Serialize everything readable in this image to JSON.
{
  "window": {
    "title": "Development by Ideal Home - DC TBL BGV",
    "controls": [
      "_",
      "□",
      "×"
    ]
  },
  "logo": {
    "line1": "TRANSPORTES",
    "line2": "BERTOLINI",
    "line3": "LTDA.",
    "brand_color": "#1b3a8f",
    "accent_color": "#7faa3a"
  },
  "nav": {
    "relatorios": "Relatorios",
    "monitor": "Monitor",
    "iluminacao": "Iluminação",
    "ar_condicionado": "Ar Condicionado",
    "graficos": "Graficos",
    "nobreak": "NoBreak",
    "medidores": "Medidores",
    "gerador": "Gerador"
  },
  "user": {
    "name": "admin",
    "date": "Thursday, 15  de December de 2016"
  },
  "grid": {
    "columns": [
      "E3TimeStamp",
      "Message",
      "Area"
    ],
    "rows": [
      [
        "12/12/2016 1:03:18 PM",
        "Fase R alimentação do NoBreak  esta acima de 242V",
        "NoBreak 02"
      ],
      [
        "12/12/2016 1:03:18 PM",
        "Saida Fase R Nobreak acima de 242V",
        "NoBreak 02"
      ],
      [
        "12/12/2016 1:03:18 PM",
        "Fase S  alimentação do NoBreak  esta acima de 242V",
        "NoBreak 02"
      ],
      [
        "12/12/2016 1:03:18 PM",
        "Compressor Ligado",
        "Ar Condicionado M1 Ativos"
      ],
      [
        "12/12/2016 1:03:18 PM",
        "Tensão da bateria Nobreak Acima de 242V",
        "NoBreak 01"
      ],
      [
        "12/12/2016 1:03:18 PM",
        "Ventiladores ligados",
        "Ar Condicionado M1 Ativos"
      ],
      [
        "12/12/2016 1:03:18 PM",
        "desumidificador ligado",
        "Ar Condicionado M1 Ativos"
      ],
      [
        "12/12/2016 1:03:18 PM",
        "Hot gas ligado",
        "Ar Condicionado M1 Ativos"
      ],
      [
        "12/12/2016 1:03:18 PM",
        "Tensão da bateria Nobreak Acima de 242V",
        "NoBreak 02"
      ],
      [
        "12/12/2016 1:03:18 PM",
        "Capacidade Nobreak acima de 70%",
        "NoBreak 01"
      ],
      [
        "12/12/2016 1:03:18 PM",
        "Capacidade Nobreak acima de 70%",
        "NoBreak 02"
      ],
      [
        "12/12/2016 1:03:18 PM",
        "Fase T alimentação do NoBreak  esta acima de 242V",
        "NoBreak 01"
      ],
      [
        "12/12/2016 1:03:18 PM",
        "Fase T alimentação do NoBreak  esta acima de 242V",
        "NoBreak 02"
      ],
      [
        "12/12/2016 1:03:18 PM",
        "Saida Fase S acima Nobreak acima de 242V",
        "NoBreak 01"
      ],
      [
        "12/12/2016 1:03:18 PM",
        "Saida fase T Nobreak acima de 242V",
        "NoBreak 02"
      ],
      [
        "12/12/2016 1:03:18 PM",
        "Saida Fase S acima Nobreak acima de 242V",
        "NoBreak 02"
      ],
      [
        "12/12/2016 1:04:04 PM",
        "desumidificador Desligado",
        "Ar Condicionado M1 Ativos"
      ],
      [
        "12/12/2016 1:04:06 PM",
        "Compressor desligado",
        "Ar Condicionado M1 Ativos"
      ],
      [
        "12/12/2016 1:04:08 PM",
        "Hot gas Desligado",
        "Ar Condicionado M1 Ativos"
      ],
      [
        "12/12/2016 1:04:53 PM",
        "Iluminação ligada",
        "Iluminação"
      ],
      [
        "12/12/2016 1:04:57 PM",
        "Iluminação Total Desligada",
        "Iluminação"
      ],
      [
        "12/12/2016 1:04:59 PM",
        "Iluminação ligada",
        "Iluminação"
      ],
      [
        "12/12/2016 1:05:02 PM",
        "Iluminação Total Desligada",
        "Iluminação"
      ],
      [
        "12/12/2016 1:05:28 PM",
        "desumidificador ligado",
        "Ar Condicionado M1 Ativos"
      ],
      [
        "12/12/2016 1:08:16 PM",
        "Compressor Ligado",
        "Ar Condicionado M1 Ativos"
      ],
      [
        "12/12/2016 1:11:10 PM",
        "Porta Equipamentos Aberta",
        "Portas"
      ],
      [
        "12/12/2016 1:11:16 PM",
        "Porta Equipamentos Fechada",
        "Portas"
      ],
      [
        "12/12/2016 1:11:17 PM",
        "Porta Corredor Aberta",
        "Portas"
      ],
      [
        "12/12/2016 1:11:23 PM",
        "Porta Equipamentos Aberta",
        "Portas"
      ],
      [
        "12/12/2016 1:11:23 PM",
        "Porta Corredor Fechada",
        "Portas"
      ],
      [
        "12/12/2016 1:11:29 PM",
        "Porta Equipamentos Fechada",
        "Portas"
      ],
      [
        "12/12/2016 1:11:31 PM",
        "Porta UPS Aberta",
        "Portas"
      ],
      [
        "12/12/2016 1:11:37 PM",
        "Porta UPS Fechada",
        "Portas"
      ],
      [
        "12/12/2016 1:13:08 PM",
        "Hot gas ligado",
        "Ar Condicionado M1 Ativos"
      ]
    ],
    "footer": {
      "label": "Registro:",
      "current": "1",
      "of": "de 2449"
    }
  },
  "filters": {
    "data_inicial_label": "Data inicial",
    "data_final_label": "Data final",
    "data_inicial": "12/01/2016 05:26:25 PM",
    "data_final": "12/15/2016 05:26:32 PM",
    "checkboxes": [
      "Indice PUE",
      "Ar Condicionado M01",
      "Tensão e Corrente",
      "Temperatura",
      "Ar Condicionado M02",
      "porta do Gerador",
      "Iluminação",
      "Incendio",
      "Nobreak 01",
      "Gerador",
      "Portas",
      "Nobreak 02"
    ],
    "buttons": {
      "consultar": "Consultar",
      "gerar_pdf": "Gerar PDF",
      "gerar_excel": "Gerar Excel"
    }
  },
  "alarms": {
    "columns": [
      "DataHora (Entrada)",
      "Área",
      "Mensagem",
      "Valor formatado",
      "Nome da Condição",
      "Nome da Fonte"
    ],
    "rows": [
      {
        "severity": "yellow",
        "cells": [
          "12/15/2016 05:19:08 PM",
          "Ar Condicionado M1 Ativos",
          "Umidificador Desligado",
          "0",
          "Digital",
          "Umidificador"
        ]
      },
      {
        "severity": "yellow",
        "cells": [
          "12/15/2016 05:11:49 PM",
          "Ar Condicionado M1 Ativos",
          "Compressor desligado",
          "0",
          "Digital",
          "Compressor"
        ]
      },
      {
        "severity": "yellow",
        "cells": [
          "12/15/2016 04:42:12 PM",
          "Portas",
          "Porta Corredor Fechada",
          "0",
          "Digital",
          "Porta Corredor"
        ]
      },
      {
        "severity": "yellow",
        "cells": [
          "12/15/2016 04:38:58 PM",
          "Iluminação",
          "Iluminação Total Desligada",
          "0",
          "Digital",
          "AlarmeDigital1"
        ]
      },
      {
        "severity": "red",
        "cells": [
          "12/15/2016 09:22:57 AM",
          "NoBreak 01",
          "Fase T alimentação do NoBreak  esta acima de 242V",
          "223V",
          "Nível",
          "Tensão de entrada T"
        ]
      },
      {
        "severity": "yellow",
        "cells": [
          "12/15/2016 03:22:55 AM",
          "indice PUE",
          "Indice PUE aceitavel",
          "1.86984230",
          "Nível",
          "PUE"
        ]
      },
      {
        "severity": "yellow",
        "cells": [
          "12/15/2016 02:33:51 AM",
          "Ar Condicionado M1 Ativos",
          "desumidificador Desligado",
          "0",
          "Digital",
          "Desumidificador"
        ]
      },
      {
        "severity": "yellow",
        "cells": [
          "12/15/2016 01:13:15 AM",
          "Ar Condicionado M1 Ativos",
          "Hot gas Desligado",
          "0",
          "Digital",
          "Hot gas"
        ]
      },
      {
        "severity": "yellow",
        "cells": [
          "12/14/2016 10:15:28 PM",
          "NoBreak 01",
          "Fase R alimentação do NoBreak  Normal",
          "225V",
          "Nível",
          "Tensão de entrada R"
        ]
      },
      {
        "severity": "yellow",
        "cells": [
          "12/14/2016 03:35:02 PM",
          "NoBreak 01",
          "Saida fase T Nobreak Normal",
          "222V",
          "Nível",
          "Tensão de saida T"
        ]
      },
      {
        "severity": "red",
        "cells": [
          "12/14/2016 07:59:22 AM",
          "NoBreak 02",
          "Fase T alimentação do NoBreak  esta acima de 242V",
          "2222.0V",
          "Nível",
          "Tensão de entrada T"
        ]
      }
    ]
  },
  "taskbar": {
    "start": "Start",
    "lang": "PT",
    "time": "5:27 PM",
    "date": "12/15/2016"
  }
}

The request
In the entries above, find each line with the word "Tensão" and copy it.

The solution
        "Tensão da bateria Nobreak Acima de 242V",
        "Tensão da bateria Nobreak Acima de 242V",
      "Tensão e Corrente",
          "Tensão de entrada T"
          "Tensão de entrada R"
          "Tensão de saida T"
          "Tensão de entrada T"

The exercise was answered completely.